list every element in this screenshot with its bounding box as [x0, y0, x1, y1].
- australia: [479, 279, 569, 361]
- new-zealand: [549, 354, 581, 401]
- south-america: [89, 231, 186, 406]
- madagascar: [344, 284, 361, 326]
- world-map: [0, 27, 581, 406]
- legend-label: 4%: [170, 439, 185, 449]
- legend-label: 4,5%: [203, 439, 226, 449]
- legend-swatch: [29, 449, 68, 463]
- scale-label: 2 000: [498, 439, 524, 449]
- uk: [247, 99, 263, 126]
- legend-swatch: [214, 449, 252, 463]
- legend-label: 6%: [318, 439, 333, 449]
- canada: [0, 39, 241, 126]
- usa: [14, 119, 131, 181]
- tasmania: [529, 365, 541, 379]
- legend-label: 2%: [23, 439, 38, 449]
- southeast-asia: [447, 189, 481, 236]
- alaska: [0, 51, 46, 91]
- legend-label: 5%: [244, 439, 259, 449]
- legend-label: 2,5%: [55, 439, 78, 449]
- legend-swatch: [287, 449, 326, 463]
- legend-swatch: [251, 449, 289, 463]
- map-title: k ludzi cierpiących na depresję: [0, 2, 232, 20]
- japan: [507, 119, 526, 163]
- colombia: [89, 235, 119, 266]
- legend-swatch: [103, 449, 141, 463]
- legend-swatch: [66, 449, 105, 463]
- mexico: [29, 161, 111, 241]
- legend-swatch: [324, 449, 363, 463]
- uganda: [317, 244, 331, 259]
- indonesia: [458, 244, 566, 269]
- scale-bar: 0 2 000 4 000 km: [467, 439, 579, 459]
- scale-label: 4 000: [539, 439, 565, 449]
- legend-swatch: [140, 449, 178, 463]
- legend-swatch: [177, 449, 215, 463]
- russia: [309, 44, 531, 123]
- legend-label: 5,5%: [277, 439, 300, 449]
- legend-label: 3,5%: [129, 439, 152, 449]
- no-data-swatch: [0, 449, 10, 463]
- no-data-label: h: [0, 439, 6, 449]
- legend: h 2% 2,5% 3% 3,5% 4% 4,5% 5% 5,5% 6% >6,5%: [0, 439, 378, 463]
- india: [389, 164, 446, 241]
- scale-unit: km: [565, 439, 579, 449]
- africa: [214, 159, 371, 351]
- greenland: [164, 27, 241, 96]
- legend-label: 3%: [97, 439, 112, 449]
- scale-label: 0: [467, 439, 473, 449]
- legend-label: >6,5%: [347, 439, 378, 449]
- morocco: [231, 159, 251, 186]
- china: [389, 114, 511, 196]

· · · ·

Stated task: Could you give the listing above again with every "legend-swatch" switched to "key-swatch" and everything else unchanged?

Solution for this task:
list every element in this screenshot with its bounding box as [x0, y0, x1, y1].
- australia: [479, 279, 569, 361]
- new-zealand: [549, 354, 581, 401]
- south-america: [89, 231, 186, 406]
- madagascar: [344, 284, 361, 326]
- world-map: [0, 27, 581, 406]
- legend-label: 4%: [170, 439, 185, 449]
- legend-label: 4,5%: [203, 439, 226, 449]
- key-swatch: [29, 449, 68, 463]
- scale-label: 2 000: [498, 439, 524, 449]
- uk: [247, 99, 263, 126]
- key-swatch: [214, 449, 252, 463]
- legend-label: 6%: [318, 439, 333, 449]
- canada: [0, 39, 241, 126]
- usa: [14, 119, 131, 181]
- tasmania: [529, 365, 541, 379]
- legend-label: 2%: [23, 439, 38, 449]
- southeast-asia: [447, 189, 481, 236]
- alaska: [0, 51, 46, 91]
- legend-label: 5%: [244, 439, 259, 449]
- legend-label: 2,5%: [55, 439, 78, 449]
- key-swatch: [287, 449, 326, 463]
- key-swatch: [251, 449, 289, 463]
- map-title: k ludzi cierpiących na depresję: [0, 2, 232, 20]
- japan: [507, 119, 526, 163]
- colombia: [89, 235, 119, 266]
- key-swatch: [103, 449, 141, 463]
- key-swatch: [66, 449, 105, 463]
- mexico: [29, 161, 111, 241]
- key-swatch: [324, 449, 363, 463]
- uganda: [317, 244, 331, 259]
- indonesia: [458, 244, 566, 269]
- scale-bar: 0 2 000 4 000 km: [467, 439, 579, 459]
- scale-label: 4 000: [539, 439, 565, 449]
- key-swatch: [140, 449, 178, 463]
- key-swatch: [177, 449, 215, 463]
- russia: [309, 44, 531, 123]
- legend-label: 5,5%: [277, 439, 300, 449]
- legend-label: 3,5%: [129, 439, 152, 449]
- no-data-swatch: [0, 449, 10, 463]
- no-data-label: h: [0, 439, 6, 449]
- legend: h 2% 2,5% 3% 3,5% 4% 4,5% 5% 5,5% 6% >6,5%: [0, 439, 378, 463]
- india: [389, 164, 446, 241]
- scale-unit: km: [565, 439, 579, 449]
- africa: [214, 159, 371, 351]
- greenland: [164, 27, 241, 96]
- legend-label: 3%: [97, 439, 112, 449]
- scale-label: 0: [467, 439, 473, 449]
- legend-label: >6,5%: [347, 439, 378, 449]
- morocco: [231, 159, 251, 186]
- china: [389, 114, 511, 196]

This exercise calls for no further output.